» Task description: Your job is to restate each entry word for word.

┄┄┄┄┄┄┄┄┄┄

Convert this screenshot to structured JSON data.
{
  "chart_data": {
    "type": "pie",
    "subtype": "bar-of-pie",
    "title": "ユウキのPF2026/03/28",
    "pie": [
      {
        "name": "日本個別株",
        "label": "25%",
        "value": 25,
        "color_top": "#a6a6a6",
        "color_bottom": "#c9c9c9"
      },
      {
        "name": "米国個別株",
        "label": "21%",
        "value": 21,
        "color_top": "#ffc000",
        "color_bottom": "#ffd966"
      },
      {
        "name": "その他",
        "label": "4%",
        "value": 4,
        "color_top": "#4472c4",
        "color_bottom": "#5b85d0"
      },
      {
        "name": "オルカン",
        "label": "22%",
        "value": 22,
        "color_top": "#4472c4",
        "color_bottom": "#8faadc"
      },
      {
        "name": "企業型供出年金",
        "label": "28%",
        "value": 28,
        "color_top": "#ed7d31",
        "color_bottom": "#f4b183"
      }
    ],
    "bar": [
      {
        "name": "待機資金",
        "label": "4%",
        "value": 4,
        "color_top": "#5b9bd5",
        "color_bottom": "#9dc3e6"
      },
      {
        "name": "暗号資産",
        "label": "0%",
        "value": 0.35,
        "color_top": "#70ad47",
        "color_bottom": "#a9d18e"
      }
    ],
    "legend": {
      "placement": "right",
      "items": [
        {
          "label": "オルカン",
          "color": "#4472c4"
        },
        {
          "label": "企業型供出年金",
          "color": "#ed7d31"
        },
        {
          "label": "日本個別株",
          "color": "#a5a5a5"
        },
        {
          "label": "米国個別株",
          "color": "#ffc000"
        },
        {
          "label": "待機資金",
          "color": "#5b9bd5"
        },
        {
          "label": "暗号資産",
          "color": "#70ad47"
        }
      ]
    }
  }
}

┄┄┄┄┄┄┄┄┄┄

» Answer:
Convert this screenshot to structured JSON data.
{
  "chart_data": {
    "type": "pie",
    "subtype": "bar-of-pie",
    "title": "ユウキのPF2026/03/28",
    "pie": [
      {
        "name": "日本個別株",
        "label": "25%",
        "value": 25,
        "color_top": "#a6a6a6",
        "color_bottom": "#c9c9c9"
      },
      {
        "name": "米国個別株",
        "label": "21%",
        "value": 21,
        "color_top": "#ffc000",
        "color_bottom": "#ffd966"
      },
      {
        "name": "その他",
        "label": "4%",
        "value": 4,
        "color_top": "#4472c4",
        "color_bottom": "#5b85d0"
      },
      {
        "name": "オルカン",
        "label": "22%",
        "value": 22,
        "color_top": "#4472c4",
        "color_bottom": "#8faadc"
      },
      {
        "name": "企業型供出年金",
        "label": "28%",
        "value": 28,
        "color_top": "#ed7d31",
        "color_bottom": "#f4b183"
      }
    ],
    "bar": [
      {
        "name": "待機資金",
        "label": "4%",
        "value": 4,
        "color_top": "#5b9bd5",
        "color_bottom": "#9dc3e6"
      },
      {
        "name": "暗号資産",
        "label": "0%",
        "value": 0.35,
        "color_top": "#70ad47",
        "color_bottom": "#a9d18e"
      }
    ],
    "legend": {
      "placement": "right",
      "items": [
        {
          "label": "オルカン",
          "color": "#4472c4"
        },
        {
          "label": "企業型供出年金",
          "color": "#ed7d31"
        },
        {
          "label": "日本個別株",
          "color": "#a5a5a5"
        },
        {
          "label": "米国個別株",
          "color": "#ffc000"
        },
        {
          "label": "待機資金",
          "color": "#5b9bd5"
        },
        {
          "label": "暗号資産",
          "color": "#70ad47"
        }
      ]
    }
  }
}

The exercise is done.